CHALLENGE:
Look through the lines below and extract each one that contains "JSON".

AVAILABLE RECORDS:
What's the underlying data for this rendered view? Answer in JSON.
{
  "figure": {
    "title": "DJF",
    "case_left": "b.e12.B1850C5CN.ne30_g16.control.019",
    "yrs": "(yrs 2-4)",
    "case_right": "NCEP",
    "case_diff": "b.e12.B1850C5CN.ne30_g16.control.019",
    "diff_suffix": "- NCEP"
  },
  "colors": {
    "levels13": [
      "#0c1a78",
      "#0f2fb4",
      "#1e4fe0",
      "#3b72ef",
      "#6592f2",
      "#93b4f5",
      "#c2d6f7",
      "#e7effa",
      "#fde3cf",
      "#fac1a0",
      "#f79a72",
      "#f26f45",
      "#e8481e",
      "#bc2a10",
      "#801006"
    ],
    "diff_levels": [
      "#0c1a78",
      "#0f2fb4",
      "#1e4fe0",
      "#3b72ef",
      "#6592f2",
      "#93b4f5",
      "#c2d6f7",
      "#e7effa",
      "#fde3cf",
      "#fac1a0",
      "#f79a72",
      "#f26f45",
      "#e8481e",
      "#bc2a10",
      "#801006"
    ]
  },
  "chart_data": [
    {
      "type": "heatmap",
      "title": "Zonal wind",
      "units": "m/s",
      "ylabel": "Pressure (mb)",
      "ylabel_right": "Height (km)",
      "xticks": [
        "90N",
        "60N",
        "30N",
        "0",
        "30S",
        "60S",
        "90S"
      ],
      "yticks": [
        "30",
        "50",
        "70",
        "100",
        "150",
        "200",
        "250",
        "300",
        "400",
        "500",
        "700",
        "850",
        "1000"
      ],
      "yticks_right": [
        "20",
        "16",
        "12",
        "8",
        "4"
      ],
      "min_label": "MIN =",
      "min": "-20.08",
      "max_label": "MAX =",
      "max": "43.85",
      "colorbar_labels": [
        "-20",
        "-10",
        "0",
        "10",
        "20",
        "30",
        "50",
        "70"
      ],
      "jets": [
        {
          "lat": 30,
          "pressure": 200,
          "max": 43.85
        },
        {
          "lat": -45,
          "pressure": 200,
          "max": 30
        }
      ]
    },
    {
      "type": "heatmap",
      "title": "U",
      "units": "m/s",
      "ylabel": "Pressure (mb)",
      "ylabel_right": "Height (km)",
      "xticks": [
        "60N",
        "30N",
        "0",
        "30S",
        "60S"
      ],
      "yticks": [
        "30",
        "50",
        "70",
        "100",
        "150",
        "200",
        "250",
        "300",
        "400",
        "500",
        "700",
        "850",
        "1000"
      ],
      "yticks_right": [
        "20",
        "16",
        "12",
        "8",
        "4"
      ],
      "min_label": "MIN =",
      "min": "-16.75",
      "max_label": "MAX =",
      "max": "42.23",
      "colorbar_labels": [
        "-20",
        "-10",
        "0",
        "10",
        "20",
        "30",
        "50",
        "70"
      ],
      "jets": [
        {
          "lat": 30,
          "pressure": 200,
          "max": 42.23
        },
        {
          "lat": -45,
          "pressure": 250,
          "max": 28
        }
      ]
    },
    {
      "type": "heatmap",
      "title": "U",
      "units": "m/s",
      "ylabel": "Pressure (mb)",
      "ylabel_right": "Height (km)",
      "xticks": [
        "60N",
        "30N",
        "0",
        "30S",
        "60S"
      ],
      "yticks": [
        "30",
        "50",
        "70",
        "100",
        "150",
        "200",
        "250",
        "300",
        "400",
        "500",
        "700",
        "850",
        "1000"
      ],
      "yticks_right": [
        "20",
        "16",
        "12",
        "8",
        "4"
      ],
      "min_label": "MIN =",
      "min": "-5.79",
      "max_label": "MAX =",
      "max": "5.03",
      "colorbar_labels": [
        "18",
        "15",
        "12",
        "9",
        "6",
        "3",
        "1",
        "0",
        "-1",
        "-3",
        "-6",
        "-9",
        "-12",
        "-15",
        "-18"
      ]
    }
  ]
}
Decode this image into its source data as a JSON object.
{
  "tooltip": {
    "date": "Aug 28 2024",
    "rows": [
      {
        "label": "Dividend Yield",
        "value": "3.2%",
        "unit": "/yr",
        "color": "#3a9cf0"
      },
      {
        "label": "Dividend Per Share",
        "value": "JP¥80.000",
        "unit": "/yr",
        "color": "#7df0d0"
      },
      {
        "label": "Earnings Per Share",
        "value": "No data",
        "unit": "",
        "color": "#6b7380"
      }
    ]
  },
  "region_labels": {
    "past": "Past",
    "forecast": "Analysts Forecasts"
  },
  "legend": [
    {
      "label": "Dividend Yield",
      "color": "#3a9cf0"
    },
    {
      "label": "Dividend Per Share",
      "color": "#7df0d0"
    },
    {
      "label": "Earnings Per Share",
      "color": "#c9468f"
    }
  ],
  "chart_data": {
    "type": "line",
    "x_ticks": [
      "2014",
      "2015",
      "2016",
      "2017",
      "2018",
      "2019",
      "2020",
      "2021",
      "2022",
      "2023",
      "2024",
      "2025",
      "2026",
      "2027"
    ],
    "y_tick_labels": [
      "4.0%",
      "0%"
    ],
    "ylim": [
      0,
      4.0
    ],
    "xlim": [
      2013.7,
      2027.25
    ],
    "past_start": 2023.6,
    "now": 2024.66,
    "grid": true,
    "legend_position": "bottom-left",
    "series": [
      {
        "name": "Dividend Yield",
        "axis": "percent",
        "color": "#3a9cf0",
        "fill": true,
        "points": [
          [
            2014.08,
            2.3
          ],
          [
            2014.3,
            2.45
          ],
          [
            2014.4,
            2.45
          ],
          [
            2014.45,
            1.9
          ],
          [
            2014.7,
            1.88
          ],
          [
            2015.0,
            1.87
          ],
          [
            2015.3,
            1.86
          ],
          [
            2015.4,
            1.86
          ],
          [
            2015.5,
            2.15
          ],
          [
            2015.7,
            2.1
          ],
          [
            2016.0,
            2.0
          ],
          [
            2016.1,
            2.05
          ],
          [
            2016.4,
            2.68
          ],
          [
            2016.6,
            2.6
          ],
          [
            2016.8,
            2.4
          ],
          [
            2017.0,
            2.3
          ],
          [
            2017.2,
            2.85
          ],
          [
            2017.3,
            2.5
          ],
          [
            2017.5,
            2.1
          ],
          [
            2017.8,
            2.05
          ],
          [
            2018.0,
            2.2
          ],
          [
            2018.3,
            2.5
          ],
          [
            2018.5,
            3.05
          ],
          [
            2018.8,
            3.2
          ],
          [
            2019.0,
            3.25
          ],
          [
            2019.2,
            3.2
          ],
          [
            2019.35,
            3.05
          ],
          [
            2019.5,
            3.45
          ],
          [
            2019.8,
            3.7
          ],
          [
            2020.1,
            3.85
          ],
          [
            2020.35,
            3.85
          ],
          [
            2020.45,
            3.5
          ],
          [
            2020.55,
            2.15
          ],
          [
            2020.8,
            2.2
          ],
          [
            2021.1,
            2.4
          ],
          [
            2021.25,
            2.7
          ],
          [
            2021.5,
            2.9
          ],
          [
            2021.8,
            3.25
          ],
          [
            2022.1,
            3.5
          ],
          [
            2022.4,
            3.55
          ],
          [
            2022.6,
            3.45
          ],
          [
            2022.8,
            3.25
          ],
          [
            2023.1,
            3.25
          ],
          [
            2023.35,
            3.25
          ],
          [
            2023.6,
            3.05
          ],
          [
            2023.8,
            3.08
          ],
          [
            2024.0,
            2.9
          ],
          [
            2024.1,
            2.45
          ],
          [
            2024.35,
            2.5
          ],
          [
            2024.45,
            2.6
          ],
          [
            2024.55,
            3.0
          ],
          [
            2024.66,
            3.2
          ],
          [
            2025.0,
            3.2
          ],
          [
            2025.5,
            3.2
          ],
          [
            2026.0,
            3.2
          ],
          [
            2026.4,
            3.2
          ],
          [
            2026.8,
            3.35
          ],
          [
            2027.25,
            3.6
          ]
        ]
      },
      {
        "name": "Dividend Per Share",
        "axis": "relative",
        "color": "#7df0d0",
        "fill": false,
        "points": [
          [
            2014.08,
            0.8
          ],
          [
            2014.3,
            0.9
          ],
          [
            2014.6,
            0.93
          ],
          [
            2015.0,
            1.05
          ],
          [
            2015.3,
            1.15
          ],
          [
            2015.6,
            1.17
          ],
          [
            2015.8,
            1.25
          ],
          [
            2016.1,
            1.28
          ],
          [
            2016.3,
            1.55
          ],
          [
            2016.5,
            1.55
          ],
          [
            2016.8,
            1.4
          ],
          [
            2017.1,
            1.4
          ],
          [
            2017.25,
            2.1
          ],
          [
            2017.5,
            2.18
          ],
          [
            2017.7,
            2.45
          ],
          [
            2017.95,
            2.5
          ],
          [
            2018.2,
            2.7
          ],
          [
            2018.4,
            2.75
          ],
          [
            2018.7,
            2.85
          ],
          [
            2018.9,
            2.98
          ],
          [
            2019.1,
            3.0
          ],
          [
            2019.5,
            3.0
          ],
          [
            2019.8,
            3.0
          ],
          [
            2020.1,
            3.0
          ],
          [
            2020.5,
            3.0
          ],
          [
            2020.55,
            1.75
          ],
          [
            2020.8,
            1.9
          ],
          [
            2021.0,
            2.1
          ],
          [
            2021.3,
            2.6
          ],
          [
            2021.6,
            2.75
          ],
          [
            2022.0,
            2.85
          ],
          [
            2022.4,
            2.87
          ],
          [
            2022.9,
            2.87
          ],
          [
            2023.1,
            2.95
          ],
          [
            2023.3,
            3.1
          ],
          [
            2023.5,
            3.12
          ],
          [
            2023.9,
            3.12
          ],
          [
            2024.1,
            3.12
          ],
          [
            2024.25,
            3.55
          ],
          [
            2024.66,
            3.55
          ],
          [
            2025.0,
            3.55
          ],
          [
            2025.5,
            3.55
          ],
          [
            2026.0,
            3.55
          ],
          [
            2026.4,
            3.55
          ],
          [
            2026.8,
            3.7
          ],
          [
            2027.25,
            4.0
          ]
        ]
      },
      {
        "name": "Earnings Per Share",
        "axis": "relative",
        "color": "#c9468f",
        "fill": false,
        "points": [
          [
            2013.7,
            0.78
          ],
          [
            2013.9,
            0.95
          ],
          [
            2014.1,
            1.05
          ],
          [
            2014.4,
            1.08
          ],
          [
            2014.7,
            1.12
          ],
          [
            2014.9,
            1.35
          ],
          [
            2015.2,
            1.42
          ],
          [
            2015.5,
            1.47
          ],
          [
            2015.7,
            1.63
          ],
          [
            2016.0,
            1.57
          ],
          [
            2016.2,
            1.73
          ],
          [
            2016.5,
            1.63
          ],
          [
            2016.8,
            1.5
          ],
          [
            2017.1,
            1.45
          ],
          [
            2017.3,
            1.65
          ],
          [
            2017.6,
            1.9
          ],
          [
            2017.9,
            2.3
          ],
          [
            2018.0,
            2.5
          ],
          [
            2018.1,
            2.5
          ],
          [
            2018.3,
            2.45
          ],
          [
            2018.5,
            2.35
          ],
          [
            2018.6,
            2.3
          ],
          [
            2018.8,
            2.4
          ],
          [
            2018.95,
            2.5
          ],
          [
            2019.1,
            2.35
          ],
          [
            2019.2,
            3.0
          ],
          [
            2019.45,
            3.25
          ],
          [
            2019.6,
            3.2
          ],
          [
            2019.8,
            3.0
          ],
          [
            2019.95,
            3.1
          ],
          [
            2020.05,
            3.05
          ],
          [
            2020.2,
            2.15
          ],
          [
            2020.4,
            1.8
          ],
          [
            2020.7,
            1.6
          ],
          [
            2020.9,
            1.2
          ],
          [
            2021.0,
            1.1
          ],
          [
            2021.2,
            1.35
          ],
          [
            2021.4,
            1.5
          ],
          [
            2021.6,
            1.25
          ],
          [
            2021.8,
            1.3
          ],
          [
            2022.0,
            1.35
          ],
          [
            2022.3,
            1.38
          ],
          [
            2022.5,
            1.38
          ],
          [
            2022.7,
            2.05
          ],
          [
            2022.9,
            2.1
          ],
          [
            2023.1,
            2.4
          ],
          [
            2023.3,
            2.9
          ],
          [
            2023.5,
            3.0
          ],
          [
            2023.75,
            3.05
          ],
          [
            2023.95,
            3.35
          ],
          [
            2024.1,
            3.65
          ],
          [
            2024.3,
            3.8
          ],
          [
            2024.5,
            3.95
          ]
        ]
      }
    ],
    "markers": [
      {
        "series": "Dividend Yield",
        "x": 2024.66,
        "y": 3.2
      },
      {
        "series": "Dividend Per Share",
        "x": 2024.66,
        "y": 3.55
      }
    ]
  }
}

FINAL RESULT:
What's the underlying data for this rendered view? Answer in JSON.
Decode this image into its source data as a JSON object.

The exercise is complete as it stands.